TASK TO COMPLETE:
Your task is to copy the material exactly.

Data items:
[start]

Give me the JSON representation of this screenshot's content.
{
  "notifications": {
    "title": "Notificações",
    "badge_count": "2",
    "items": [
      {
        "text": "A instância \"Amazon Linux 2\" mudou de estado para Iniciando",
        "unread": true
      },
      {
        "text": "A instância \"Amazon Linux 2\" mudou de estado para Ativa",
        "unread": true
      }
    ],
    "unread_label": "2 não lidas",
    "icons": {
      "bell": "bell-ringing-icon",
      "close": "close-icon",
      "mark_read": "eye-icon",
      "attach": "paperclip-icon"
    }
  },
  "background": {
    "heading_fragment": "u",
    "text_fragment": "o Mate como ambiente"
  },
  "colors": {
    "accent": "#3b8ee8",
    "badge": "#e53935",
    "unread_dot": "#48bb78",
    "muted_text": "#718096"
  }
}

[end]

THE SOLUTION:
Give me the JSON representation of this screenshot's content.
{
  "notifications": {
    "title": "Notificações",
    "badge_count": "2",
    "items": [
      {
        "text": "A instância \"Amazon Linux 2\" mudou de estado para Iniciando",
        "unread": true
      },
      {
        "text": "A instância \"Amazon Linux 2\" mudou de estado para Ativa",
        "unread": true
      }
    ],
    "unread_label": "2 não lidas",
    "icons": {
      "bell": "bell-ringing-icon",
      "close": "close-icon",
      "mark_read": "eye-icon",
      "attach": "paperclip-icon"
    }
  },
  "background": {
    "heading_fragment": "u",
    "text_fragment": "o Mate como ambiente"
  },
  "colors": {
    "accent": "#3b8ee8",
    "badge": "#e53935",
    "unread_dot": "#48bb78",
    "muted_text": "#718096"
  }
}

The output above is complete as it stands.